• **Objective**
Your task is to transcribe, word for word, the line containing "Parse this screenshot: output" and all lines that follow it to the end of the entries. Leave out the pictures.

• **Dataset records**

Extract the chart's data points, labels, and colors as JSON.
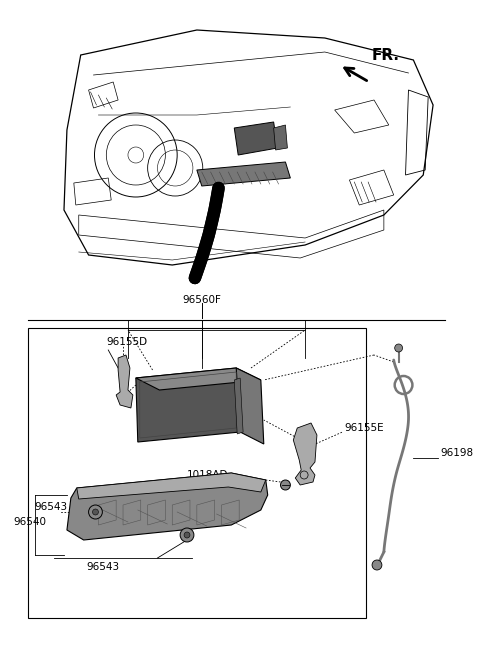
{
  "bg_color": "#ffffff",
  "lc": "#000000",
  "gray_dark": "#666666",
  "gray_med": "#888888",
  "gray_light": "#aaaaaa",
  "gray_lighter": "#cccccc",
  "labels": {
    "FR": "FR.",
    "96560F": "96560F",
    "96155D": "96155D",
    "96155E": "96155E",
    "96198": "96198",
    "96543": "96543",
    "96540": "96540",
    "1018AD": "1018AD"
  },
  "fig_width": 4.8,
  "fig_height": 6.56,
  "dpi": 100
}
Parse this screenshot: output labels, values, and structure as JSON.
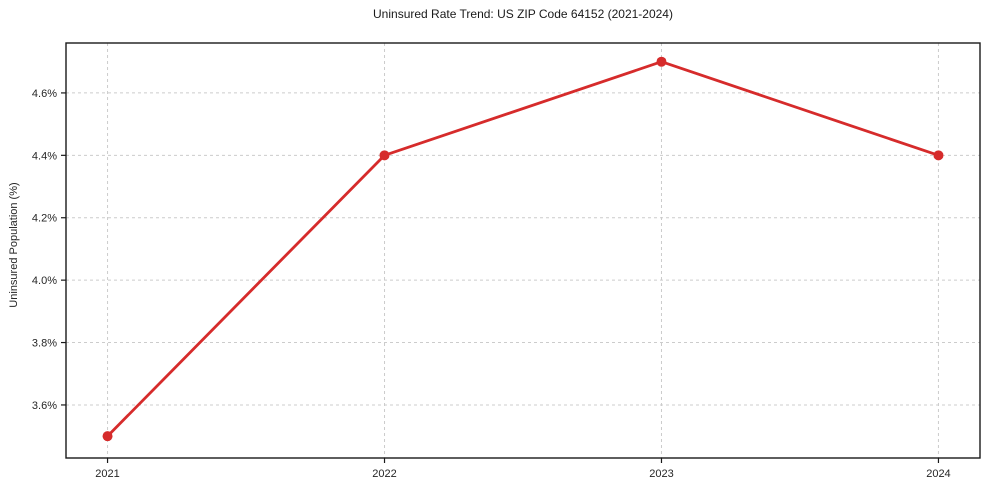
{
  "chart_data": {
    "type": "line",
    "title": "Uninsured Rate Trend: US ZIP Code 64152 (2021-2024)",
    "xlabel": "",
    "ylabel": "Uninsured Population (%)",
    "x": [
      2021,
      2022,
      2023,
      2024
    ],
    "xtick_labels": [
      "2021",
      "2022",
      "2023",
      "2024"
    ],
    "series": [
      {
        "name": "Uninsured rate",
        "values": [
          3.5,
          4.4,
          4.7,
          4.4
        ]
      }
    ],
    "yticks": [
      3.6,
      3.8,
      4.0,
      4.2,
      4.4,
      4.6
    ],
    "ytick_labels": [
      "3.6%",
      "3.8%",
      "4.0%",
      "4.2%",
      "4.4%",
      "4.6%"
    ],
    "ylim": [
      3.43,
      4.76
    ],
    "xlim": [
      2020.85,
      2024.15
    ],
    "grid": true,
    "grid_style": "dashed",
    "legend_position": "none",
    "colors": {
      "line": "#d62b2b",
      "marker": "#d62b2b",
      "grid": "#cccccc",
      "axis": "#1a1a1a",
      "tick_text": "#262626"
    }
  }
}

• **Answer for this exercise**
Parse this screenshot: output labels, values, and structure as JSON.
{
  "chart_data": {
    "type": "line",
    "title": "Uninsured Rate Trend: US ZIP Code 64152 (2021-2024)",
    "xlabel": "",
    "ylabel": "Uninsured Population (%)",
    "x": [
      2021,
      2022,
      2023,
      2024
    ],
    "xtick_labels": [
      "2021",
      "2022",
      "2023",
      "2024"
    ],
    "series": [
      {
        "name": "Uninsured rate",
        "values": [
          3.5,
          4.4,
          4.7,
          4.4
        ]
      }
    ],
    "yticks": [
      3.6,
      3.8,
      4.0,
      4.2,
      4.4,
      4.6
    ],
    "ytick_labels": [
      "3.6%",
      "3.8%",
      "4.0%",
      "4.2%",
      "4.4%",
      "4.6%"
    ],
    "ylim": [
      3.43,
      4.76
    ],
    "xlim": [
      2020.85,
      2024.15
    ],
    "grid": true,
    "grid_style": "dashed",
    "legend_position": "none",
    "colors": {
      "line": "#d62b2b",
      "marker": "#d62b2b",
      "grid": "#cccccc",
      "axis": "#1a1a1a",
      "tick_text": "#262626"
    }
  }
}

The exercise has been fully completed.